Given task: For the entries below, how many lines include the word "Prüfstand"? Give the figure and nothing more.

Records from a dataset:
>> BEGIN

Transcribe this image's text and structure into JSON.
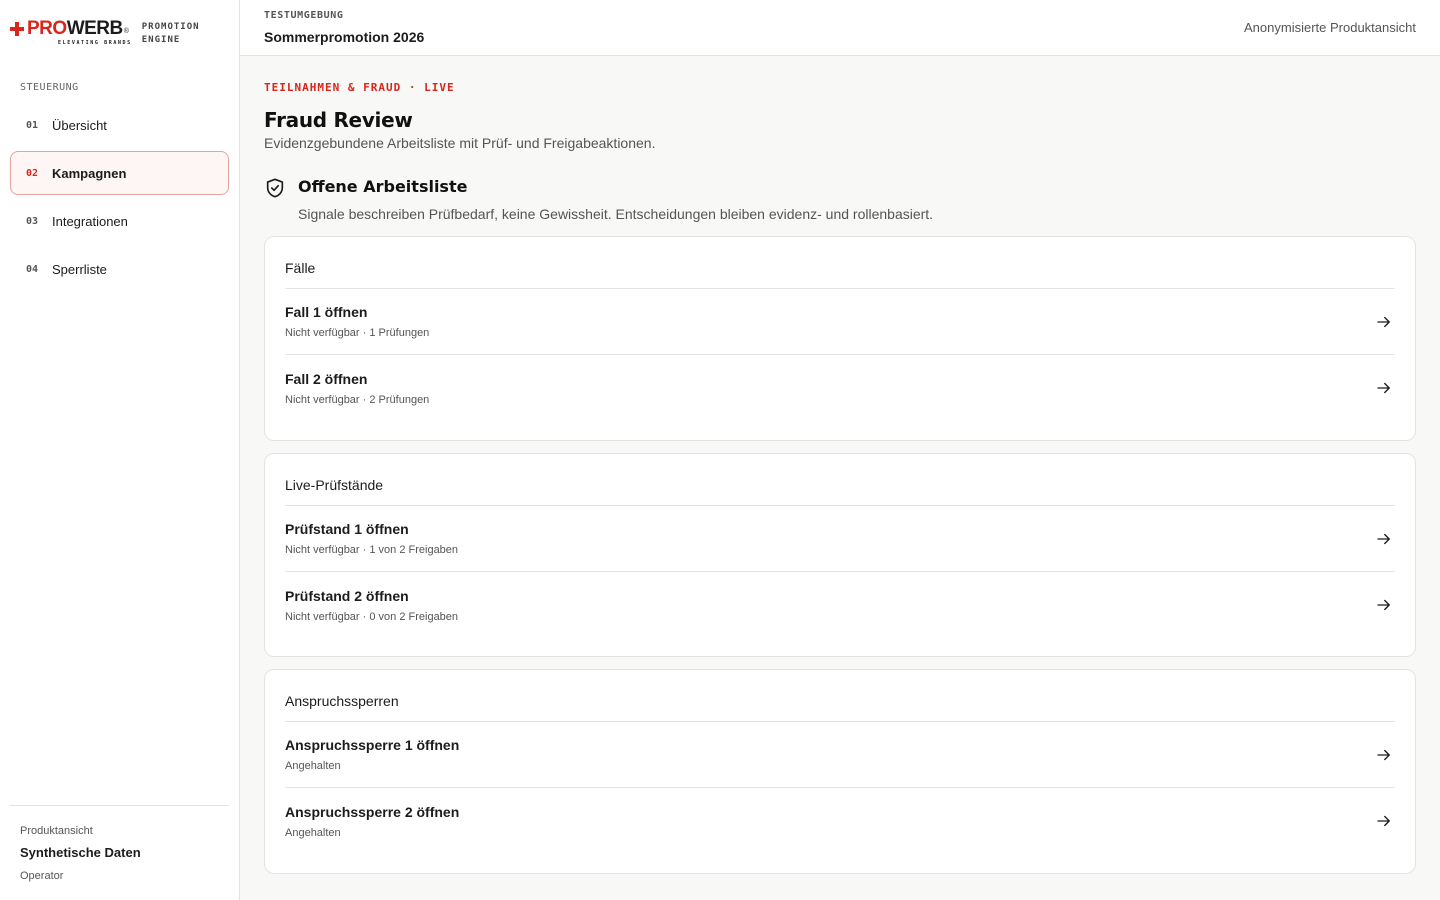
{
  "brand": {
    "logo_red": "PRO",
    "logo_dark": "WERB",
    "logo_reg": "®",
    "logo_tagline": "ELEVATING BRANDS",
    "product_line1": "PROMOTION",
    "product_line2": "ENGINE"
  },
  "sidebar": {
    "section_label": "STEUERUNG",
    "items": [
      {
        "num": "01",
        "label": "Übersicht",
        "active": false
      },
      {
        "num": "02",
        "label": "Kampagnen",
        "active": true
      },
      {
        "num": "03",
        "label": "Integrationen",
        "active": false
      },
      {
        "num": "04",
        "label": "Sperrliste",
        "active": false
      }
    ],
    "footer": {
      "label": "Produktansicht",
      "value": "Synthetische Daten",
      "role": "Operator"
    }
  },
  "header": {
    "environment": "TESTUMGEBUNG",
    "campaign": "Sommerpromotion 2026",
    "view_mode": "Anonymisierte Produktansicht"
  },
  "main": {
    "eyebrow": "TEILNAHMEN & FRAUD · LIVE",
    "title": "Fraud Review",
    "subtitle": "Evidenzgebundene Arbeitsliste mit Prüf- und Freigabeaktionen.",
    "section": {
      "icon": "shield-check-icon",
      "title": "Offene Arbeitsliste",
      "subtitle": "Signale beschreiben Prüfbedarf, keine Gewissheit. Entscheidungen bleiben evidenz- und rollenbasiert."
    },
    "cards": [
      {
        "heading": "Fälle",
        "rows": [
          {
            "title": "Fall 1 öffnen",
            "meta": "Nicht verfügbar · 1 Prüfungen"
          },
          {
            "title": "Fall 2 öffnen",
            "meta": "Nicht verfügbar · 2 Prüfungen"
          }
        ]
      },
      {
        "heading": "Live-Prüfstände",
        "rows": [
          {
            "title": "Prüfstand 1 öffnen",
            "meta": "Nicht verfügbar · 1 von 2 Freigaben"
          },
          {
            "title": "Prüfstand 2 öffnen",
            "meta": "Nicht verfügbar · 0 von 2 Freigaben"
          }
        ]
      },
      {
        "heading": "Anspruchssperren",
        "rows": [
          {
            "title": "Anspruchssperre 1 öffnen",
            "meta": "Angehalten"
          },
          {
            "title": "Anspruchssperre 2 öffnen",
            "meta": "Angehalten"
          }
        ]
      }
    ]
  },
  "colors": {
    "accent": "#d9261c",
    "active_bg": "#fdf6f5",
    "active_border": "#e9a29c",
    "page_bg": "#f8f8f6"
  }
}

>> END

Written response: 2